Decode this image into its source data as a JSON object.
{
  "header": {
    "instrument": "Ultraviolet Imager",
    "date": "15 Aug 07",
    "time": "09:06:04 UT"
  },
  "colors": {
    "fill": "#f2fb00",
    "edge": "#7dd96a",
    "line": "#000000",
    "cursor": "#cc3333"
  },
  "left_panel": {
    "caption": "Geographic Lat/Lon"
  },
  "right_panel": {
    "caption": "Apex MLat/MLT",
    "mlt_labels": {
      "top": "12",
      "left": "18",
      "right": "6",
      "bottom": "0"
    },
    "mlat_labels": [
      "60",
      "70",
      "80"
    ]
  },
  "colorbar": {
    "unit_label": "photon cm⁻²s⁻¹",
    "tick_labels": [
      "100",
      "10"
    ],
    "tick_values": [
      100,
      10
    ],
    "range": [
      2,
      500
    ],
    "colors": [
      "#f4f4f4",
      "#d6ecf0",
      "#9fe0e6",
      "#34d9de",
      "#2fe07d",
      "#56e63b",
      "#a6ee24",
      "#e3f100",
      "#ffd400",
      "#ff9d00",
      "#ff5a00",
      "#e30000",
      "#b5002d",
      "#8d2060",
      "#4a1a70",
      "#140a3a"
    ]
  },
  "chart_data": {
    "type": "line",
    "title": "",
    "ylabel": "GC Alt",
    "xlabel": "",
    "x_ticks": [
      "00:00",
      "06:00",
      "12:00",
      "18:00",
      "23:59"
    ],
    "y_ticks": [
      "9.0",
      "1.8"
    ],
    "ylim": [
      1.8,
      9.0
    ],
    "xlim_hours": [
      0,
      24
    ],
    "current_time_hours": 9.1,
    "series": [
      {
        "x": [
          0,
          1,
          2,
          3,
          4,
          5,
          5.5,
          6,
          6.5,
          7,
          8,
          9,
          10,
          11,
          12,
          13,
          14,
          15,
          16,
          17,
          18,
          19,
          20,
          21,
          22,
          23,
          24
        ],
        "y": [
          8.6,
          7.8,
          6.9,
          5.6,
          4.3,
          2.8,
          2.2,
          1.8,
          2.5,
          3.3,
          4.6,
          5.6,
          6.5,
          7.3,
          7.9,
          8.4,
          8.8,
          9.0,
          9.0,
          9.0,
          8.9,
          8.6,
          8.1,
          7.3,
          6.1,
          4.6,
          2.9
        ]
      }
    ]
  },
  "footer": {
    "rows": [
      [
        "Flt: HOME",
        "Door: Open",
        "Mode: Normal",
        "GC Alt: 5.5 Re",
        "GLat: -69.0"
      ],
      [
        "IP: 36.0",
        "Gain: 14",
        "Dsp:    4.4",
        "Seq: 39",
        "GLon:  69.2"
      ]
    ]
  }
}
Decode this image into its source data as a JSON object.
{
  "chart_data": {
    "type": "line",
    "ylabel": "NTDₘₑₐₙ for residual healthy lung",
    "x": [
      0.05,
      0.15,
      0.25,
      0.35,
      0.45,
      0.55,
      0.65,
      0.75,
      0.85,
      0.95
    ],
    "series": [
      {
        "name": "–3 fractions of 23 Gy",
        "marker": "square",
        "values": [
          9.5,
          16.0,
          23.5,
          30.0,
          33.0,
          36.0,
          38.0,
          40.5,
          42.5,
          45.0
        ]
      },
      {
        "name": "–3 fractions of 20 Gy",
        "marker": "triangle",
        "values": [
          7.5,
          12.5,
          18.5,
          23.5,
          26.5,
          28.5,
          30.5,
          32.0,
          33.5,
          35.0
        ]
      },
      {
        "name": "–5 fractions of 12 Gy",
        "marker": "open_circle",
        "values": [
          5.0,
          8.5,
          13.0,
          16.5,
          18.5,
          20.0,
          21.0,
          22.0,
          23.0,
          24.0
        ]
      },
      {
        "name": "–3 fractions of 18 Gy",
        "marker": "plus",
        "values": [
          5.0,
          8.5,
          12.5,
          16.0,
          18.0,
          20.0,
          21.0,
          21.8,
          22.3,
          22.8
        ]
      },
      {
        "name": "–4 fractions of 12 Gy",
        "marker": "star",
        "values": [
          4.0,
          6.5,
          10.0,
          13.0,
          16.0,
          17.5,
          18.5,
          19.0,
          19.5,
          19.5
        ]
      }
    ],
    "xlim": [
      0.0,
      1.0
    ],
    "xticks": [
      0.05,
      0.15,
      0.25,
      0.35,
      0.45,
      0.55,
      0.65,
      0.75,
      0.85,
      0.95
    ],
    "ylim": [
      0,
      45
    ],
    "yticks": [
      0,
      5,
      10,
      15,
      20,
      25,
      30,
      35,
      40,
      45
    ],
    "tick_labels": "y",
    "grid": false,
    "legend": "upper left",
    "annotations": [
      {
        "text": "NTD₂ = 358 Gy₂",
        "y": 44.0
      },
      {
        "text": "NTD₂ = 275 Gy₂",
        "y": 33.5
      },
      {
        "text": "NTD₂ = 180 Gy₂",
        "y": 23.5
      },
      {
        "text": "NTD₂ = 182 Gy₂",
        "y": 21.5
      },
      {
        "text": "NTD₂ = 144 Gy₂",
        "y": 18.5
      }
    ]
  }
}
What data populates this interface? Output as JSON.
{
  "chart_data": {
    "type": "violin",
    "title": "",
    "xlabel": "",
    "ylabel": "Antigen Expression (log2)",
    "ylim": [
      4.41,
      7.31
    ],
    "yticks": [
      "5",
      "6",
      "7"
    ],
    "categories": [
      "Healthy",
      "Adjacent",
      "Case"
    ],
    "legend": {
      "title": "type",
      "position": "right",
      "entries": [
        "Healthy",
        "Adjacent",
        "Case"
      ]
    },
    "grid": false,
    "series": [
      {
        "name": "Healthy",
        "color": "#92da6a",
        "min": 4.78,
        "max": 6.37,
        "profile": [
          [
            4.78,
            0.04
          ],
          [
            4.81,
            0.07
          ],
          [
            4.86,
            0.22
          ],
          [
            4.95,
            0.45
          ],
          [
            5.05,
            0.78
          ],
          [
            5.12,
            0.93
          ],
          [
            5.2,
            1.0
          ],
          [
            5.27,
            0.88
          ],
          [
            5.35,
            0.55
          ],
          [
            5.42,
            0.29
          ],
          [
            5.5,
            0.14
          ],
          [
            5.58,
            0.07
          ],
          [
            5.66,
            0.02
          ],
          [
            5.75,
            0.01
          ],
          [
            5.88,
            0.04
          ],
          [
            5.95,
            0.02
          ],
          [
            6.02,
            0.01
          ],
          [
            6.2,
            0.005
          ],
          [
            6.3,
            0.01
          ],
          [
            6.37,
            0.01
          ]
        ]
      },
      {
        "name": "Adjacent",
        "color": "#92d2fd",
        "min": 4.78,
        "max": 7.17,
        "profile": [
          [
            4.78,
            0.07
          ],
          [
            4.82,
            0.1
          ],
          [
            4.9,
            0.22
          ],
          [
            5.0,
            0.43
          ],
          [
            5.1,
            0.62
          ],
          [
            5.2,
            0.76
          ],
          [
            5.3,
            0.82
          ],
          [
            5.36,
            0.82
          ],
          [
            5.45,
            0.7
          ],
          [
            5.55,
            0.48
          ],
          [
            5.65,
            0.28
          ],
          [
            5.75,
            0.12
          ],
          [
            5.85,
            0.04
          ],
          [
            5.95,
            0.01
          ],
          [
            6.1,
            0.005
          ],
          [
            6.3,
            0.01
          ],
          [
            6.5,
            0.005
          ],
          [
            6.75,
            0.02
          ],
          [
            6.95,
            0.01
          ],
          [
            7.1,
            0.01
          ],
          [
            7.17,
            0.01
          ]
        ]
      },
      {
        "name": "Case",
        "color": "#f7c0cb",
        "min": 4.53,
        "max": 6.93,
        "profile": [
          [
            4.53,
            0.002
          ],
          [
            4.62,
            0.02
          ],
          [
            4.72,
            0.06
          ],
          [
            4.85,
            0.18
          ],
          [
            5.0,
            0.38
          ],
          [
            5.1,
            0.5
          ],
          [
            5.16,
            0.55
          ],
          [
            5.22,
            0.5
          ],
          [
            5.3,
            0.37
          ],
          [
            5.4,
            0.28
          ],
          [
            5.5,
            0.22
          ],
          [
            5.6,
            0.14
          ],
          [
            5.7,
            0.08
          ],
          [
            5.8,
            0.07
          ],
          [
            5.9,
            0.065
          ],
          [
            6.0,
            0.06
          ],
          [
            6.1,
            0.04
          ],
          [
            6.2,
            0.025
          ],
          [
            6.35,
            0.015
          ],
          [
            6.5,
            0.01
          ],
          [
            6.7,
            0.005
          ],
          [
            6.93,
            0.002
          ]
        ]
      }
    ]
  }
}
::::::::::
• Goal:
Check each line above for "caption" and return the ones that have it.

• Full answer:
    "caption": "Geographic Lat/Lon"
    "caption": "Apex MLat/MLT",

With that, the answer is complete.